§ WHAT IS NEEDED: Where a line contains the word "Swell", copy that line.
— begin RECORDS SHOWN —
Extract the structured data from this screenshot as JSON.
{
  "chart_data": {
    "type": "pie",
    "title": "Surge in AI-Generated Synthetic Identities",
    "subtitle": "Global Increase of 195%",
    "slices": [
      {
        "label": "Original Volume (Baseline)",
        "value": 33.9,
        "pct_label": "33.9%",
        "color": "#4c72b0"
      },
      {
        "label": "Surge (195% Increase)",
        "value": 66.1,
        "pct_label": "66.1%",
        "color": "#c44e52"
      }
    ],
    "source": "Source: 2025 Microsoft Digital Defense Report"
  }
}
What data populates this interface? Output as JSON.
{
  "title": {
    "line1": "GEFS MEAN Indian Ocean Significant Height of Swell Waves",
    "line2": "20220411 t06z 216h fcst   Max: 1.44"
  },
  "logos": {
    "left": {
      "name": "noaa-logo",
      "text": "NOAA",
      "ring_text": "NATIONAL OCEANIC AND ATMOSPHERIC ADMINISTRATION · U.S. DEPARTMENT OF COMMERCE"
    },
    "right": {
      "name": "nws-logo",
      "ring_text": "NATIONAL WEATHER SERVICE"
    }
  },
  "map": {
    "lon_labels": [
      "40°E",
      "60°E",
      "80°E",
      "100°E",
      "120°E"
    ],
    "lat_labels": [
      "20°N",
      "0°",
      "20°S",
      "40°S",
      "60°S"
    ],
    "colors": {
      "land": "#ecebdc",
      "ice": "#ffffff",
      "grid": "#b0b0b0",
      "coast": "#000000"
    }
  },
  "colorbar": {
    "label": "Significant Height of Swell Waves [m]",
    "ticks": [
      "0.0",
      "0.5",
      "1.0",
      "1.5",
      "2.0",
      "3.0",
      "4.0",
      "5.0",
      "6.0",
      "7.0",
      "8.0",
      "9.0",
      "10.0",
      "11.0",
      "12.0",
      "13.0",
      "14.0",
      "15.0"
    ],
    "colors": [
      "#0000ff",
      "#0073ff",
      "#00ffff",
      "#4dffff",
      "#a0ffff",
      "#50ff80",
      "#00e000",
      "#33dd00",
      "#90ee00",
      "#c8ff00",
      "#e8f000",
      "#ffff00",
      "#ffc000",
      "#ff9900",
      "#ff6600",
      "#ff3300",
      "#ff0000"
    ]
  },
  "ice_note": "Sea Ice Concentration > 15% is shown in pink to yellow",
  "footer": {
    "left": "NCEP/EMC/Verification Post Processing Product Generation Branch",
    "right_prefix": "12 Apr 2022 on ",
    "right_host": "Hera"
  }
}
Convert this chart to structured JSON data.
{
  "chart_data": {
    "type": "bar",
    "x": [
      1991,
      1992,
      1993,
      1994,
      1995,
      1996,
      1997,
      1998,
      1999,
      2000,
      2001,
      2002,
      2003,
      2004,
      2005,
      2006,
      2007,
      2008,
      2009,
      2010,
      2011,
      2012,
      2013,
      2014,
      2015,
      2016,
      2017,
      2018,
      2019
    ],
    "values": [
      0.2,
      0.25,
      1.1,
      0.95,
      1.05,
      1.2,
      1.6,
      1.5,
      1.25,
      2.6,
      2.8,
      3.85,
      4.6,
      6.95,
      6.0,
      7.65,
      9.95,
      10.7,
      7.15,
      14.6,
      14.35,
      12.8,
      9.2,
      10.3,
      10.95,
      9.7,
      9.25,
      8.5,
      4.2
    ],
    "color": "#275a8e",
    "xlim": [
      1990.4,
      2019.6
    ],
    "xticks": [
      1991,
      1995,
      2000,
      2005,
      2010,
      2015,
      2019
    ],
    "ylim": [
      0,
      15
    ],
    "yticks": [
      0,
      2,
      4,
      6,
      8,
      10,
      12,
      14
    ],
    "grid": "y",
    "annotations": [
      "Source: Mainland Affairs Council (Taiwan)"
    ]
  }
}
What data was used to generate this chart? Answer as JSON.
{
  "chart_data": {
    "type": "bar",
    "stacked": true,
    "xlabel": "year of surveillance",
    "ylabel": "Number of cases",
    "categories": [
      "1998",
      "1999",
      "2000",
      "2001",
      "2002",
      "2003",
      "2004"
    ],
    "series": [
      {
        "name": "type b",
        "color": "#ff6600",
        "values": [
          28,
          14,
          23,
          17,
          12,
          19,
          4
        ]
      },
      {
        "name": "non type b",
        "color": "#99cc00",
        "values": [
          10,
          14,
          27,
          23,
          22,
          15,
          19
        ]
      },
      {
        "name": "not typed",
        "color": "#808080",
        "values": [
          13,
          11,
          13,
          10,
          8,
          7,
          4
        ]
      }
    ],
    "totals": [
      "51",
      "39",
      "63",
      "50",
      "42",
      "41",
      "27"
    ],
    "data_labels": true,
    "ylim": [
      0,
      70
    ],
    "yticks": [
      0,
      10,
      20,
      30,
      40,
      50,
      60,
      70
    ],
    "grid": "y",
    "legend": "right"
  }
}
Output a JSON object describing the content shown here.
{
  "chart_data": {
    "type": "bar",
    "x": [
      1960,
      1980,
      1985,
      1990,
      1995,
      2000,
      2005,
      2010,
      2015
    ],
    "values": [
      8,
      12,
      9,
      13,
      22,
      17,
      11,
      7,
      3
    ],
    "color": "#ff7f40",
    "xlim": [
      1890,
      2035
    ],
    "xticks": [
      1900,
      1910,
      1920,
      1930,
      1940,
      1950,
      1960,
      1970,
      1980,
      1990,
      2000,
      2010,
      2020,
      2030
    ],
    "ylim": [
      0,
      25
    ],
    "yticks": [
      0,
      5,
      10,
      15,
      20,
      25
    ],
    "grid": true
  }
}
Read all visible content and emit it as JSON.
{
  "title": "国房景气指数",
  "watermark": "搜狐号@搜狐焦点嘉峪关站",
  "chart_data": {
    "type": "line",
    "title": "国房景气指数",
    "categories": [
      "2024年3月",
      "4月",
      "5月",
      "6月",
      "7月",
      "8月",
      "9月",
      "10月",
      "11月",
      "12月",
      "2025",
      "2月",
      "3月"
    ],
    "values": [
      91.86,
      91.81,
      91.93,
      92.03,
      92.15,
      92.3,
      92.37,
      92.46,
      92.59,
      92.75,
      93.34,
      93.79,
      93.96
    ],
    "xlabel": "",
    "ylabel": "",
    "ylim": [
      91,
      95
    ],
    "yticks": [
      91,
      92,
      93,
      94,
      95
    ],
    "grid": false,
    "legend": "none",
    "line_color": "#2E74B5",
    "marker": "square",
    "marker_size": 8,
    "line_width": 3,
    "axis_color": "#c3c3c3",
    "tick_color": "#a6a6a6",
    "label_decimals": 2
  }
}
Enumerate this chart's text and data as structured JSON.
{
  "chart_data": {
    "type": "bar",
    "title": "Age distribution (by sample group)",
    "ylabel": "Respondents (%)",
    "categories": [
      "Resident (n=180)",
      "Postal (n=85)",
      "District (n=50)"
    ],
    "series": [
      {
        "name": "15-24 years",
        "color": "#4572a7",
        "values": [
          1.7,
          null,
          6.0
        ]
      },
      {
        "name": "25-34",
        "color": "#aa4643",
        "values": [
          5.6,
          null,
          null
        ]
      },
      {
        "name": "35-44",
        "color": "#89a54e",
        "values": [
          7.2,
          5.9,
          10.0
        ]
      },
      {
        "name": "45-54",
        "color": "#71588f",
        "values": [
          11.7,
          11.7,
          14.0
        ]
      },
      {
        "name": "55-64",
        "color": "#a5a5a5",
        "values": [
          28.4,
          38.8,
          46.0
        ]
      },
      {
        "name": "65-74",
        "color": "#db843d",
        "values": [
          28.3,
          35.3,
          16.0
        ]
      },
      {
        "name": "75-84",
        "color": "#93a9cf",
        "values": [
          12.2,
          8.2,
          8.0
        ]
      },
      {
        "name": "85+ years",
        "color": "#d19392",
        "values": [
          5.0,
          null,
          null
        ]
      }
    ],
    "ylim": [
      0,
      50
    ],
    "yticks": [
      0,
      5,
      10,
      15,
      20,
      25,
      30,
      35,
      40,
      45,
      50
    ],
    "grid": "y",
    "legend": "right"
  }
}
— end RECORDS SHOWN —
§ SOLVED PROBLEM:
    "line1": "GEFS MEAN Indian Ocean Significant Height of Swell Waves",
    "label": "Significant Height of Swell Waves [m]",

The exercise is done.